* [WHAT TO PRODUCE]
Format the lines that start with the one containing "i need the location" and end with the one containing "1024, 787, 1049)", both included, as a Markdown table with the columns Row and Text. Put a row number in Row and the line in Text, and omit blank lines and pictures.

* [GIVEN RECORDS]
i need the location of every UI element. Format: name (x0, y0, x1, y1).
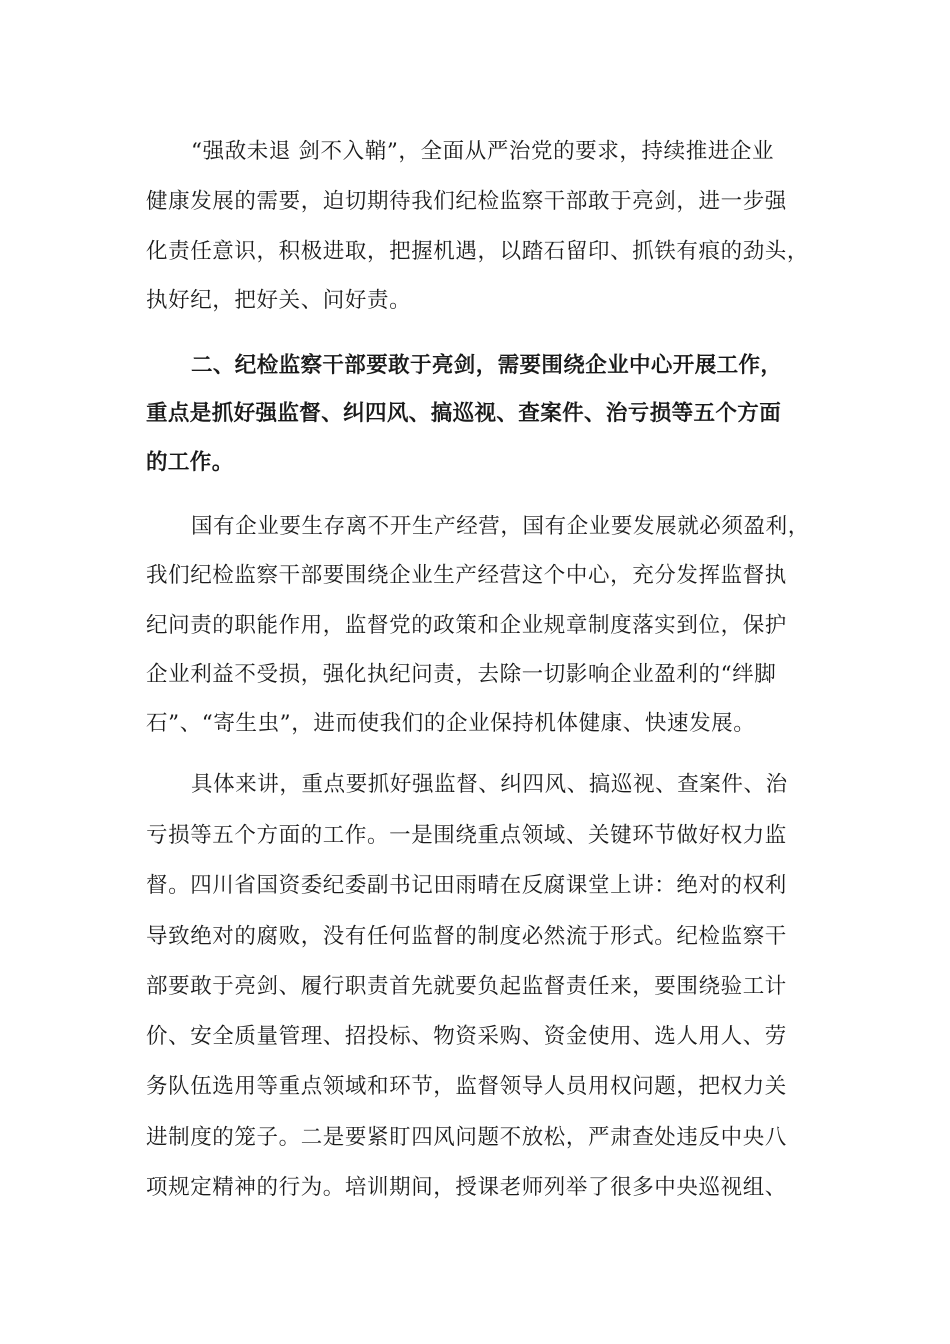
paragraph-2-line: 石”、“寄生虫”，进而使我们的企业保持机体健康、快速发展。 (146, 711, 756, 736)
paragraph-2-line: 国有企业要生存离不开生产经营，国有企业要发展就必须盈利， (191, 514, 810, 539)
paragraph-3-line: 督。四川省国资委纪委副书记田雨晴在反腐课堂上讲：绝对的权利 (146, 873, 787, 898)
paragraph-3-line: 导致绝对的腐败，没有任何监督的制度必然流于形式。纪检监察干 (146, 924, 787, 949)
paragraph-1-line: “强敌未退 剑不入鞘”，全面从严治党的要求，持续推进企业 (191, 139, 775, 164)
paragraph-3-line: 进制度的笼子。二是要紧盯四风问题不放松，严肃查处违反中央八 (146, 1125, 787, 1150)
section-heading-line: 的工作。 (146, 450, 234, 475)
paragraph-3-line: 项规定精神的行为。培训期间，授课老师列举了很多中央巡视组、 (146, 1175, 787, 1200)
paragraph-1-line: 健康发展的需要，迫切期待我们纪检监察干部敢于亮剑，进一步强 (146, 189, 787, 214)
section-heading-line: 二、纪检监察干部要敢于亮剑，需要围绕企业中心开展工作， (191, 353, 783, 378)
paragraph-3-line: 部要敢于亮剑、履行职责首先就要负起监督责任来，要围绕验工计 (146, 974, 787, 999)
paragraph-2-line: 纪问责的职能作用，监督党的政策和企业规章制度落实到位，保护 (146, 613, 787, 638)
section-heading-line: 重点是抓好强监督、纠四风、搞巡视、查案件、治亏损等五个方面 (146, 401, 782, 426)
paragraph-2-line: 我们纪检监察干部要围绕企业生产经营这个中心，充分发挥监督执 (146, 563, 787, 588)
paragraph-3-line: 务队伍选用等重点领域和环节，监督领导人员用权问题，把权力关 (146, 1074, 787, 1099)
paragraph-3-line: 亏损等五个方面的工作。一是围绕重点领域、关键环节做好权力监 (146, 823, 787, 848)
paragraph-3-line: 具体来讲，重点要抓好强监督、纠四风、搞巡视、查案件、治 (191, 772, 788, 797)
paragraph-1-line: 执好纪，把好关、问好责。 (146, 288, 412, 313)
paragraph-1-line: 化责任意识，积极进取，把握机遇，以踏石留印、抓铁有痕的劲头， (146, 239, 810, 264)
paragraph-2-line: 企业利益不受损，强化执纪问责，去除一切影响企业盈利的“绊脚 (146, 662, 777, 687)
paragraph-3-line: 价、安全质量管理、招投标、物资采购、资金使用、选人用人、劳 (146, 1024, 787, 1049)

==

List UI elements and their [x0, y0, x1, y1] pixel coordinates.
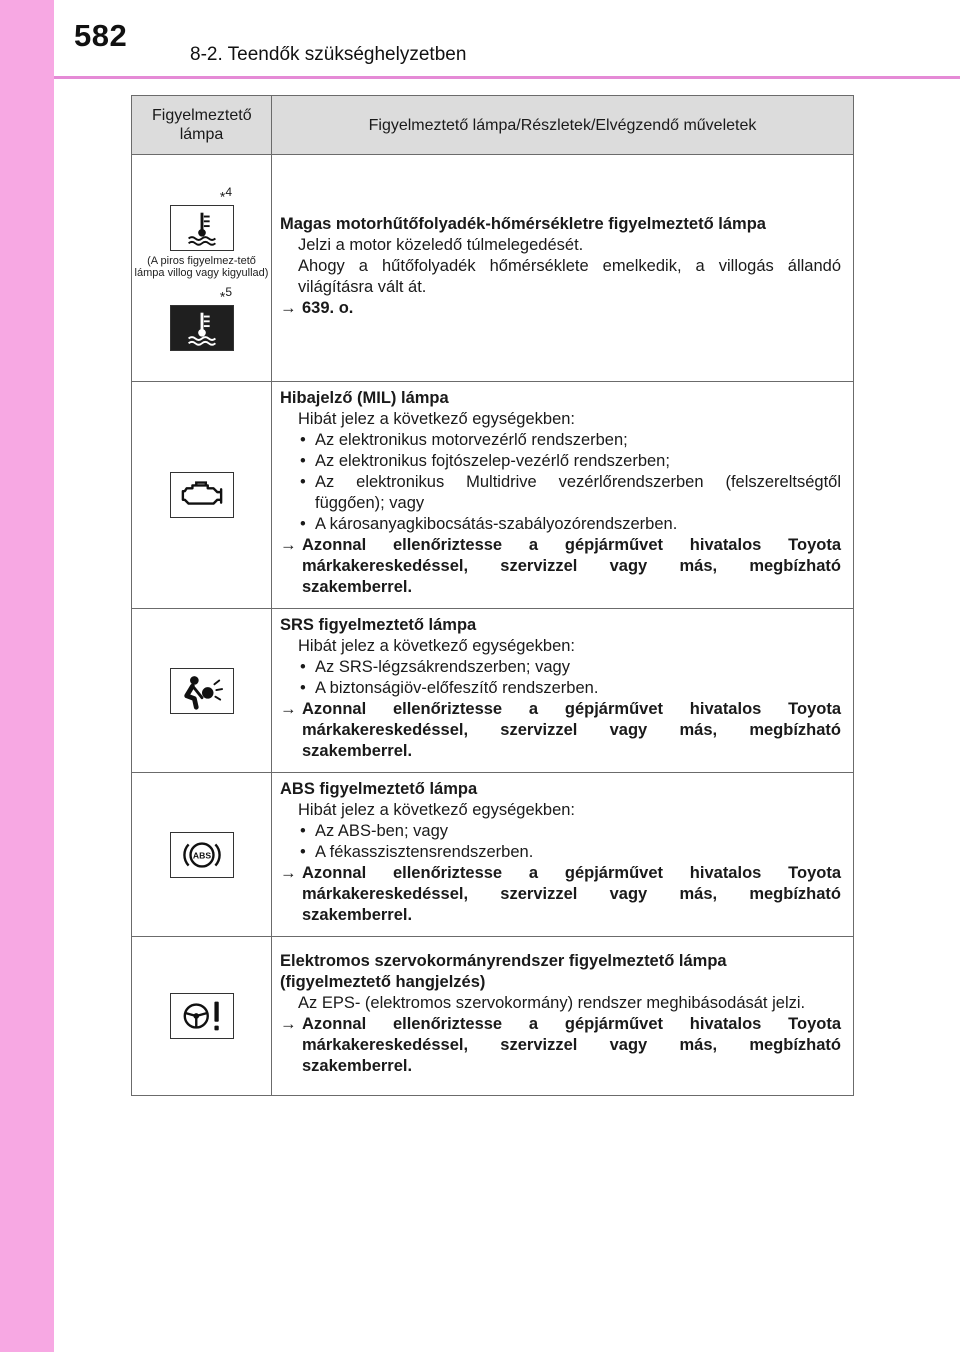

* [WRITTEN REPLY]
| Row | Text |
|---|---|
| 1 | i need the location of every UI element. Format: name (x0, y0, x1, y1). |
| 2 | paragraph-2-line: 石”、“寄生虫”，进而使我们的企业保持机体健康、快速发展。 (146, 711, 756, 736) |
| 3 | paragraph-2-line: 国有企业要生存离不开生产经营，国有企业要发展就必须盈利， (191, 514, 810, 539) |
| 4 | paragraph-3-line: 督。四川省国资委纪委副书记田雨晴在反腐课堂上讲：绝对的权利 (146, 873, 787, 898) |
| 5 | paragraph-3-line: 导致绝对的腐败，没有任何监督的制度必然流于形式。纪检监察干 (146, 924, 787, 949) |
| 6 | paragraph-1-line: “强敌未退 剑不入鞘”，全面从严治党的要求，持续推进企业 (191, 139, 775, 164) |
| 7 | paragraph-3-line: 进制度的笼子。二是要紧盯四风问题不放松，严肃查处违反中央八 (146, 1125, 787, 1150) |
| 8 | section-heading-line: 的工作。 (146, 450, 234, 475) |
| 9 | paragraph-3-line: 项规定精神的行为。培训期间，授课老师列举了很多中央巡视组、 (146, 1175, 787, 1200) |
| 10 | paragraph-1-line: 健康发展的需要，迫切期待我们纪检监察干部敢于亮剑，进一步强 (146, 189, 787, 214) |
| 11 | section-heading-line: 二、纪检监察干部要敢于亮剑，需要围绕企业中心开展工作， (191, 353, 783, 378) |
| 12 | paragraph-3-line: 部要敢于亮剑、履行职责首先就要负起监督责任来，要围绕验工计 (146, 974, 787, 999) |
| 13 | paragraph-2-line: 纪问责的职能作用，监督党的政策和企业规章制度落实到位，保护 (146, 613, 787, 638) |
| 14 | section-heading-line: 重点是抓好强监督、纠四风、搞巡视、查案件、治亏损等五个方面 (146, 401, 782, 426) |
| 15 | paragraph-2-line: 我们纪检监察干部要围绕企业生产经营这个中心，充分发挥监督执 (146, 563, 787, 588) |
| 16 | paragraph-3-line: 务队伍选用等重点领域和环节，监督领导人员用权问题，把权力关 (146, 1074, 787, 1099) |
| 17 | paragraph-3-line: 亏损等五个方面的工作。一是围绕重点领域、关键环节做好权力监 (146, 823, 787, 848) |
| 18 | paragraph-3-line: 具体来讲，重点要抓好强监督、纠四风、搞巡视、查案件、治 (191, 772, 788, 797) |
| 19 | paragraph-1-line: 执好纪，把好关、问好责。 (146, 288, 412, 313) |
| 20 | paragraph-1-line: 化责任意识，积极进取，把握机遇，以踏石留印、抓铁有痕的劲头， (146, 239, 810, 264) |
| 21 | paragraph-2-line: 企业利益不受损，强化执纪问责，去除一切影响企业盈利的“绊脚 (146, 662, 777, 687) |
| 22 | paragraph-3-line: 价、安全质量管理、招投标、物资采购、资金使用、选人用人、劳 (146, 1024, 787, 1049) |